## [Written problem]
Say how many lines include "name", with no words around the number.

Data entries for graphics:
◇ ◇ ◇ ◇
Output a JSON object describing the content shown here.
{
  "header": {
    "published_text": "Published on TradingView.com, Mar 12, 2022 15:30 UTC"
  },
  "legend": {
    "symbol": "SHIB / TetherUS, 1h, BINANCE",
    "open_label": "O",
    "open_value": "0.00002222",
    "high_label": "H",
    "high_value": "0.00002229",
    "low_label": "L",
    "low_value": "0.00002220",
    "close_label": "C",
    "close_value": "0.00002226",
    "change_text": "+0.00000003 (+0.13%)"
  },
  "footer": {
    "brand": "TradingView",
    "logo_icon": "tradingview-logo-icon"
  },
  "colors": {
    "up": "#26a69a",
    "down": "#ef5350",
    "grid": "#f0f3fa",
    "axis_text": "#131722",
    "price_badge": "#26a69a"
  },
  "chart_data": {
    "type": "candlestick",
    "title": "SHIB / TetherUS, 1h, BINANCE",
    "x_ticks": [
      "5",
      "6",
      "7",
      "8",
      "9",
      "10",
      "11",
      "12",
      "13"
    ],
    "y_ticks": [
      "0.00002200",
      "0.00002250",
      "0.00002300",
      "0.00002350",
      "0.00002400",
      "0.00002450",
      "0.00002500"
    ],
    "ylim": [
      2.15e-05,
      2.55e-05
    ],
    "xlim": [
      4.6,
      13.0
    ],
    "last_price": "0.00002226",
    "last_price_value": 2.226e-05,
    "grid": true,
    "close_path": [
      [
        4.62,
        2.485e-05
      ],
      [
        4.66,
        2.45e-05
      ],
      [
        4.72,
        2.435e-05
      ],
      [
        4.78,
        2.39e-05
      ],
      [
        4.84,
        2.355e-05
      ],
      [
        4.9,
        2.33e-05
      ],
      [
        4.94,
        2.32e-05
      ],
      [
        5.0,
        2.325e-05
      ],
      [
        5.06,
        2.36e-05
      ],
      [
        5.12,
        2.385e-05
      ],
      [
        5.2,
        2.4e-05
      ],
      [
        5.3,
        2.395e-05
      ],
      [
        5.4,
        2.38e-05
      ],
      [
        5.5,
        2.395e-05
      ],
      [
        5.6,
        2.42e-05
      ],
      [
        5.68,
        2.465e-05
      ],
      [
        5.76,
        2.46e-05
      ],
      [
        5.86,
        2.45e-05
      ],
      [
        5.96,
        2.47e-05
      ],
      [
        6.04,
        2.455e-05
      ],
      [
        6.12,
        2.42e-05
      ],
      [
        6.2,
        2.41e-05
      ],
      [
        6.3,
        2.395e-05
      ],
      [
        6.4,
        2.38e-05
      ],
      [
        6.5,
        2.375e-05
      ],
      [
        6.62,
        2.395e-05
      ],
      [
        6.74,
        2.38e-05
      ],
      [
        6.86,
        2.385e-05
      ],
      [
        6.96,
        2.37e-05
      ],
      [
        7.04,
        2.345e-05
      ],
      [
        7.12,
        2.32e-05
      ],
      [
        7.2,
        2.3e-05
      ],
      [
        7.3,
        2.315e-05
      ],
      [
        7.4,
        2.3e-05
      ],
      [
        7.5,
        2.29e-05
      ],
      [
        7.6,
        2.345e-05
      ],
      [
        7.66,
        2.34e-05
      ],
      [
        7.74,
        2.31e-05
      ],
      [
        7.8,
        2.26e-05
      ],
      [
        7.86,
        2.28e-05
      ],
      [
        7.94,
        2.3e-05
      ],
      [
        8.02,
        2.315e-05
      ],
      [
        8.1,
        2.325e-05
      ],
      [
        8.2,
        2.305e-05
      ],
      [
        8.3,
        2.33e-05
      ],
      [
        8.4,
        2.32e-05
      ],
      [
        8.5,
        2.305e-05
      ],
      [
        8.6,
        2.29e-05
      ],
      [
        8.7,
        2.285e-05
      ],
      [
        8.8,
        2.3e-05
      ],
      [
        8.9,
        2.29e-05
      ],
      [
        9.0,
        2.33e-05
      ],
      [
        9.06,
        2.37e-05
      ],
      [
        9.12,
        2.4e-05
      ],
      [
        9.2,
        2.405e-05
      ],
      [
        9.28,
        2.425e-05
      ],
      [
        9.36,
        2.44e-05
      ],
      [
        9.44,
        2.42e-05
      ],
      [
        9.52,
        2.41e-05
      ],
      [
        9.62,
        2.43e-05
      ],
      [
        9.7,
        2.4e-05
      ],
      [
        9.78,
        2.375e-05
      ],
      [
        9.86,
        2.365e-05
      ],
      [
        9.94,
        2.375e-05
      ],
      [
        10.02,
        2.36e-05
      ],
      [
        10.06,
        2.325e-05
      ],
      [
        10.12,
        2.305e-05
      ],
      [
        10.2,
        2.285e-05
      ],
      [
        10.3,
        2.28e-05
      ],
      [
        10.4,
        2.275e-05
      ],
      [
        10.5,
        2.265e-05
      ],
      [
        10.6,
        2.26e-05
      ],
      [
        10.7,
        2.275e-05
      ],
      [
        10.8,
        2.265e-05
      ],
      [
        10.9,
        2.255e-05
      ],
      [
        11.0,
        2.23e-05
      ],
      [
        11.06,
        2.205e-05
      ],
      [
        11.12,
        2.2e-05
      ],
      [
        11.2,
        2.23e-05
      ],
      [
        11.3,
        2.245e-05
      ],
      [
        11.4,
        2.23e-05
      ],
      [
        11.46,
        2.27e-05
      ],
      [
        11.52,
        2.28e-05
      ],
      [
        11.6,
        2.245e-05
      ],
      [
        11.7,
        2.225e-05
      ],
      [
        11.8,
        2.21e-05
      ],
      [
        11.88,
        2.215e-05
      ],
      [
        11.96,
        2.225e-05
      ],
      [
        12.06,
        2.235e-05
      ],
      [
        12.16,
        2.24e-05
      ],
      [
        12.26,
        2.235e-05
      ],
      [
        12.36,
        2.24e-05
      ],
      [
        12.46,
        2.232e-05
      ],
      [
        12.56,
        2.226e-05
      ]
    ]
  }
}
◇ ◇ ◇ ◇
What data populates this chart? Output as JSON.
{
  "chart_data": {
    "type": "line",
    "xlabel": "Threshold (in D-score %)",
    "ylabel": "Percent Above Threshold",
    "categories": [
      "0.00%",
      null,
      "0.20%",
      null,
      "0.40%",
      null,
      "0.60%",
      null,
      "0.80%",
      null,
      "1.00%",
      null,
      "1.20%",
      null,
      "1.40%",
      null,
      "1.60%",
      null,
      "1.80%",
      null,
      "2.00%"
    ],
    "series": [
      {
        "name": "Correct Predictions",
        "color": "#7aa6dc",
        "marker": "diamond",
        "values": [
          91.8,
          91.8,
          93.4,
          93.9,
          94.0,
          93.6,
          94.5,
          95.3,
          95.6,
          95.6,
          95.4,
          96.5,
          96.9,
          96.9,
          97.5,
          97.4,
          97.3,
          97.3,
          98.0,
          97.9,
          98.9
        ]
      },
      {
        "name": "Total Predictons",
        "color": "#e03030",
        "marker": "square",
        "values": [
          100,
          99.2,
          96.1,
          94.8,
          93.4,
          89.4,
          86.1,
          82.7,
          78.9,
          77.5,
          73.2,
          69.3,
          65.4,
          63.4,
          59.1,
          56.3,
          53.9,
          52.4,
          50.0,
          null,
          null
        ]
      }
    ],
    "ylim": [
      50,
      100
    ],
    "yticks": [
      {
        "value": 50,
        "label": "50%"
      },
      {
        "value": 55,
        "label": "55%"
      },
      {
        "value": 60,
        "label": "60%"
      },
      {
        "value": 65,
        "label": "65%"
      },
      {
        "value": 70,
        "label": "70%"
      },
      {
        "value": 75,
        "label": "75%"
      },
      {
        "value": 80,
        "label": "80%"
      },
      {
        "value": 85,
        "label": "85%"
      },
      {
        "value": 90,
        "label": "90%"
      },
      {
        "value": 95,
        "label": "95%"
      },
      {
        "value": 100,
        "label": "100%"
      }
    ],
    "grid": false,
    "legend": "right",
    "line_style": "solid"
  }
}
◇ ◇ ◇ ◇
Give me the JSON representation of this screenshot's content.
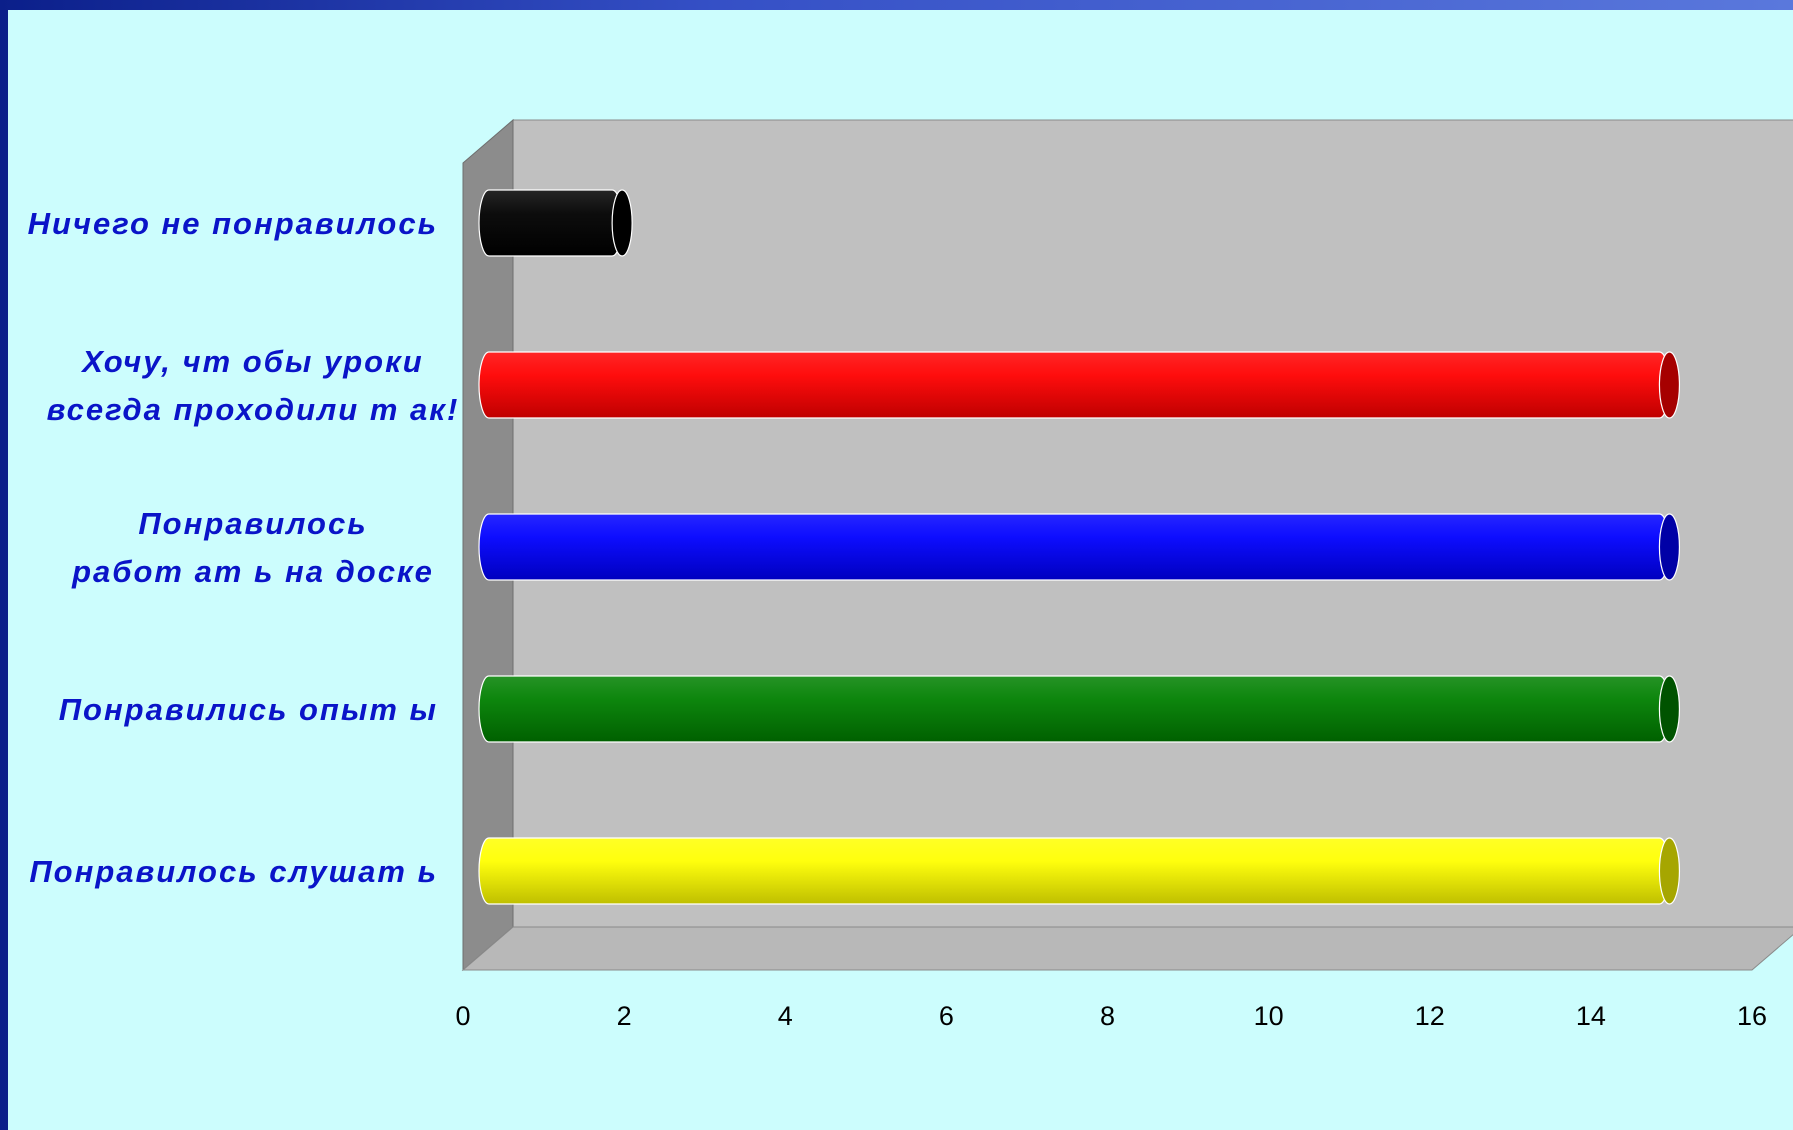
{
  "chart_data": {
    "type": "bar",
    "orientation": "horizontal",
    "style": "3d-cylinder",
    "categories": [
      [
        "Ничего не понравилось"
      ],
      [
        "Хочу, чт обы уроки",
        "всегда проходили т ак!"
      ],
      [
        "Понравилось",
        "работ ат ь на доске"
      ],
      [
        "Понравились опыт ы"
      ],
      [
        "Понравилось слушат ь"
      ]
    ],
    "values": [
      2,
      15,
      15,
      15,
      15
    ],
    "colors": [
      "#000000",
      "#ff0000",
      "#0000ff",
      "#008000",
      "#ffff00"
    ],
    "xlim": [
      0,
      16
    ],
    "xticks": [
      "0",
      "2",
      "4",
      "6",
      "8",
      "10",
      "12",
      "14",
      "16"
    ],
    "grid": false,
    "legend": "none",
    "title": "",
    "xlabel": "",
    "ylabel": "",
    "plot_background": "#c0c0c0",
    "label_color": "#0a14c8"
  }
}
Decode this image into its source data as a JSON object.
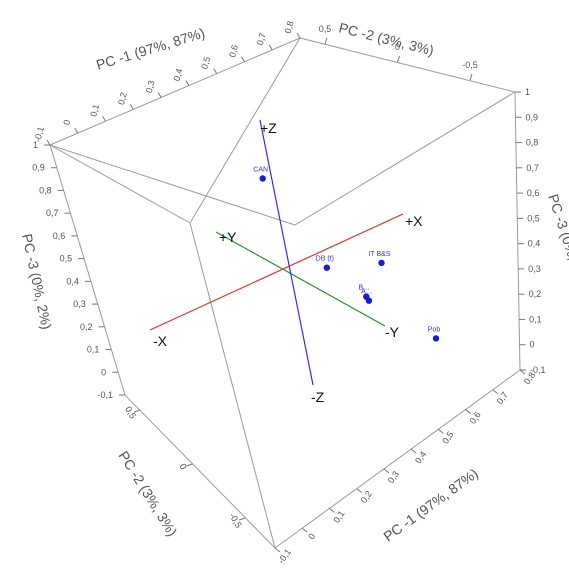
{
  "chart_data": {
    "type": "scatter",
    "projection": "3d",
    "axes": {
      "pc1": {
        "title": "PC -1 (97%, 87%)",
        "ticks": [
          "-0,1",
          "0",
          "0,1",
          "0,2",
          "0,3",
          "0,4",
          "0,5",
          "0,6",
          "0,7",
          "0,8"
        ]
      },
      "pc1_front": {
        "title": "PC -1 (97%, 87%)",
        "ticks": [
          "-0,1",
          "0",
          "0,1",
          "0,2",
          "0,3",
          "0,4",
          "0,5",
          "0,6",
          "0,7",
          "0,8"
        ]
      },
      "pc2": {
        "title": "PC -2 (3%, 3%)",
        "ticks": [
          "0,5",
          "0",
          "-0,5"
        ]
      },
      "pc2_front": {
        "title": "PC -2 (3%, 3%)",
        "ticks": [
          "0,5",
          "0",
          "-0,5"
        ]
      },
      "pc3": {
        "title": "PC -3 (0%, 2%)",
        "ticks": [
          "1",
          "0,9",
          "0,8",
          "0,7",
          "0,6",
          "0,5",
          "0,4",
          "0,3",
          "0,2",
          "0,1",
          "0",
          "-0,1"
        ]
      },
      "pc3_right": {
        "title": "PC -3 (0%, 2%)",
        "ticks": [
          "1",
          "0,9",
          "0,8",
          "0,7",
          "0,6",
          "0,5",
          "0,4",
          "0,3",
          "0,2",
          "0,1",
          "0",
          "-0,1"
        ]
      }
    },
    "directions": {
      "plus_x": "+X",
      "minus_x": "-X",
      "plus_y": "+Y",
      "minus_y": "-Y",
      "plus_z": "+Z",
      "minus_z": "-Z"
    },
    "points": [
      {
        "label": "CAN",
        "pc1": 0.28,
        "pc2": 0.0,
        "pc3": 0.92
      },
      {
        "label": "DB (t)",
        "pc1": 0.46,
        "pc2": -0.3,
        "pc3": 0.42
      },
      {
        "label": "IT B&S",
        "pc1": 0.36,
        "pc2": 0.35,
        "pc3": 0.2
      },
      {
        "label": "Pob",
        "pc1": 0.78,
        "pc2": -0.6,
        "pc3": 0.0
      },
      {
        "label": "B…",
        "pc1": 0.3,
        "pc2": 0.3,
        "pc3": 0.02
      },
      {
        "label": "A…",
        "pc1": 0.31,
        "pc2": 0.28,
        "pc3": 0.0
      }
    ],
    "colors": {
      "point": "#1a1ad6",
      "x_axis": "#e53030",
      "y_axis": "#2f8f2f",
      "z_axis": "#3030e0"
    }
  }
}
◇ ◇ ◇ ◇
## [Completed task]
2